List all the lines in these records that hold "ijtimoiy".

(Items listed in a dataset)
-.-.-

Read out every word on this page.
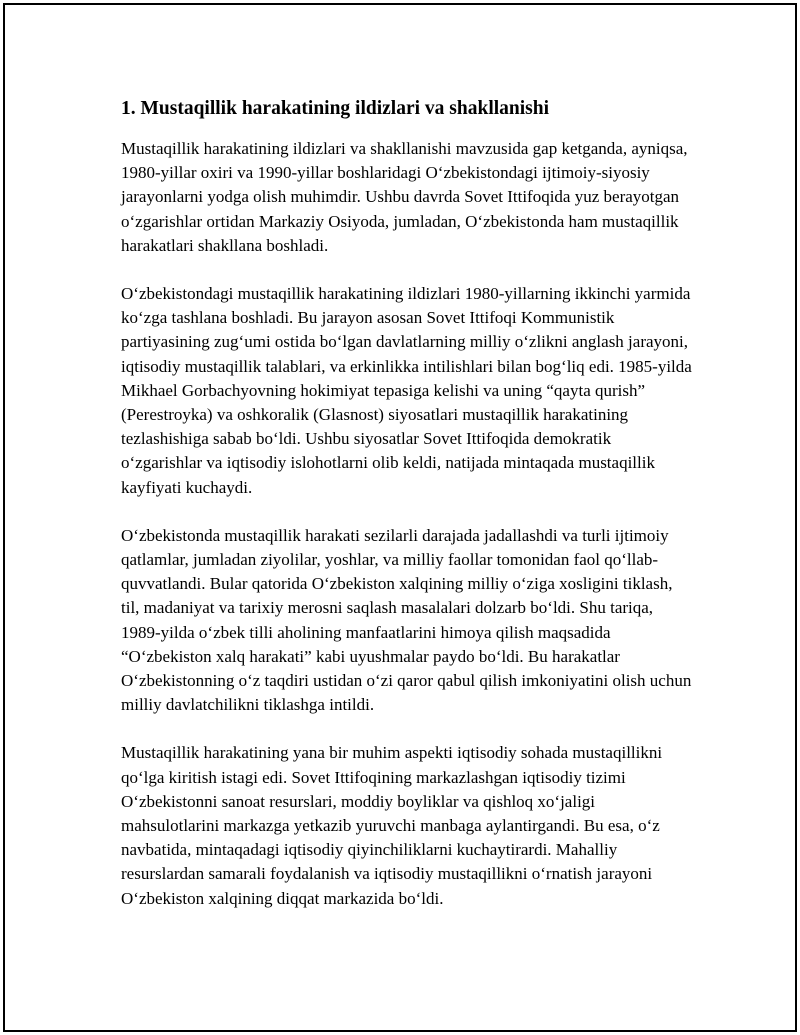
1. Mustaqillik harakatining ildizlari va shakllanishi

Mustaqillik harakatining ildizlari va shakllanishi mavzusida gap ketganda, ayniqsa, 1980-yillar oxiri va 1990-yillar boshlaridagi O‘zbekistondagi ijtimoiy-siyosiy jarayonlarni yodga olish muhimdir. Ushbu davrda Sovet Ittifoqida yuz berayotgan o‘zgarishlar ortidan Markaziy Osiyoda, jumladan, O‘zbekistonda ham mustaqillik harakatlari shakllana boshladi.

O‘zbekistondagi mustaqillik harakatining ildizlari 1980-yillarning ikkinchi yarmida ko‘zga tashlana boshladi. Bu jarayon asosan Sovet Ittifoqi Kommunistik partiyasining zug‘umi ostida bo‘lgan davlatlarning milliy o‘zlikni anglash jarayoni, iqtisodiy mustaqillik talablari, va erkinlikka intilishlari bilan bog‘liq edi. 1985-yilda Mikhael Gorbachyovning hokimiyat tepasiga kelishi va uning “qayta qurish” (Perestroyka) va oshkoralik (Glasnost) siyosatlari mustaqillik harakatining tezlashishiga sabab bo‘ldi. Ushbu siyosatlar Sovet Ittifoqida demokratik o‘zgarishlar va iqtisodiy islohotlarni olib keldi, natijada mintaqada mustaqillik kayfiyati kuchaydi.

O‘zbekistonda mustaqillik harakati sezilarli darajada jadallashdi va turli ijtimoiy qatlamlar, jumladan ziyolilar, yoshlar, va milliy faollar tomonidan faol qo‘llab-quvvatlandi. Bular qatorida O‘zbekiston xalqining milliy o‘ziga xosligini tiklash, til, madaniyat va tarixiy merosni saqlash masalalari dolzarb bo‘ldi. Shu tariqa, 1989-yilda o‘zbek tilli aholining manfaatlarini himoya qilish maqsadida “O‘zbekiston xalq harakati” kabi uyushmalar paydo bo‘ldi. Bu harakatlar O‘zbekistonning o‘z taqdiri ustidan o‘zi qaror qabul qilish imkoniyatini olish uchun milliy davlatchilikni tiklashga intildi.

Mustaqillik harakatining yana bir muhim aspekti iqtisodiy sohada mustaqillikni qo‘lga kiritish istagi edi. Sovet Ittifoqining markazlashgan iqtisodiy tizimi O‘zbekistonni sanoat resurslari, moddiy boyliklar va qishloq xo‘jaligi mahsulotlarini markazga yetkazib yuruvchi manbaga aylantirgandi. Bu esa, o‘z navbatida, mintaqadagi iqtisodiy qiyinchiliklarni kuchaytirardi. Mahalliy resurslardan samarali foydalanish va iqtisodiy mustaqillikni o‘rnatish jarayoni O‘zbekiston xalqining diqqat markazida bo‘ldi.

-.-.-

Written answer -
Mustaqillik harakatining ildizlari va shakllanishi mavzusida gap ketganda, ayniqsa, 1980-yillar oxiri va 1990-yillar boshlaridagi O‘zbekistondagi ijtimoiy-siyosiy jarayonlarni yodga olish muhimdir. Ushbu davrda Sovet Ittifoqida yuz berayotgan o‘zgarishlar ortidan Markaziy Osiyoda, jumladan, O‘zbekistonda ham mustaqillik harakatlari shakllana boshladi.
O‘zbekistonda mustaqillik harakati sezilarli darajada jadallashdi va turli ijtimoiy qatlamlar, jumladan ziyolilar, yoshlar, va milliy faollar tomonidan faol qo‘llab-quvvatlandi. Bular qatorida O‘zbekiston xalqining milliy o‘ziga xosligini tiklash, til, madaniyat va tarixiy merosni saqlash masalalari dolzarb bo‘ldi. Shu tariqa, 1989-yilda o‘zbek tilli aholining manfaatlarini himoya qilish maqsadida “O‘zbekiston xalq harakati” kabi uyushmalar paydo bo‘ldi. Bu harakatlar O‘zbekistonning o‘z taqdiri ustidan o‘zi qaror qabul qilish imkoniyatini olish uchun milliy davlatchilikni tiklashga intildi.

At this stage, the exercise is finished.